## [Extract to read]
Fixed–mobile convergence (FMC) is a change in telecommunications that removes differences between fixed and mobile networks.

In the 2004 press release announcing its formation, the Fixed-Mobile Convergence Alliance (FMCA) said:

Fixed Mobile Convergence is a transition point in the telecommunications industry that will finally remove the distinctions between fixed and mobile networks, providing a superior experience to customers by creating seamless services using a combination of fixed broadband and local access wireless technologies to meet their needs in homes, offices, other buildings and on the go.

In this definition "fixed broadband" means a connection to the Internet, such as DSL, cable or T1. "Local access wireless" means Wi-Fi or something like it. BT's initial FMC service, BT Fusion used Bluetooth rather than Wi-Fi for the local access wireless. The advent of picocells and femtocells means that local access wireless can be cellular radio technology.

The term "seamless services" in the quotation above is ambiguous. When talking about FMC, the word "seamless" usually refers to "seamless handover", which means that a call in progress can move from the mobile (cellular) network to the fixed network on the same phone without interruption, as described in one of the FMCA specification documents:

Seamless is defined as there being no perceptible break in voice or data transmission due to handover (from the calling party or the called party"s perspective).

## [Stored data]
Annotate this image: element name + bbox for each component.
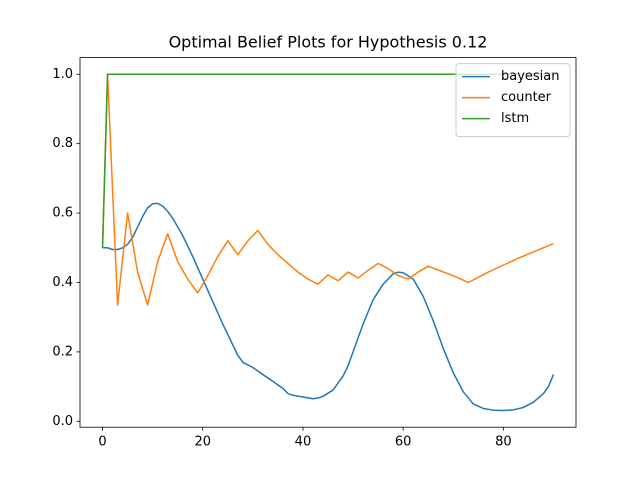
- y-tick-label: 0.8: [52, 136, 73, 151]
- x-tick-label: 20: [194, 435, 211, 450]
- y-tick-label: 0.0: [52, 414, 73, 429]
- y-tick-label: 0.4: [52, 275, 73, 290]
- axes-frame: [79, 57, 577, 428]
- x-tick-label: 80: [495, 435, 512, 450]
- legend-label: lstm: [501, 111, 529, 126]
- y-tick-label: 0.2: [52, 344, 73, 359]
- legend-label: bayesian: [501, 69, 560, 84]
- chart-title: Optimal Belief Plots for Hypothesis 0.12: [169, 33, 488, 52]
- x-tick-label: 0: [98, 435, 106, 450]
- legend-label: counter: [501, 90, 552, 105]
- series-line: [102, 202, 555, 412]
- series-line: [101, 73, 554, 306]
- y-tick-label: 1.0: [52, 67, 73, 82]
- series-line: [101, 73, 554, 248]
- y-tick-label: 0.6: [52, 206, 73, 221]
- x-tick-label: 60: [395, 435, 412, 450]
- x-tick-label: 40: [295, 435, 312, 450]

## [Work to do]
A - According to the passage on fixed–mobile convergence, what did BT Fusion use instead of Wi-Fi for local access wireless?
B - Write out the part of the passage on fixed–mobile convergence starting at "In the 2004" and ending at "cellular radio technology.".
The stored data is not needed for this work.

## [Responses for each task]
A - Bluetooth

B -
In the 2004 press release announcing its formation, the Fixed-Mobile Convergence Alliance (FMCA) said:

Fixed Mobile Convergence is a transition point in the telecommunications industry that will finally remove the distinctions between fixed and mobile networks, providing a superior experience to customers by creating seamless services using a combination of fixed broadband and local access wireless technologies to meet their needs in homes, offices, other buildings and on the go.

In this definition "fixed broadband" means a connection to the Internet, such as DSL, cable or T1. "Local access wireless" means Wi-Fi or something like it. BT's initial FMC service, BT Fusion used Bluetooth rather than Wi-Fi for the local access wireless. The advent of picocells and femtocells means that local access wireless can be cellular radio technology.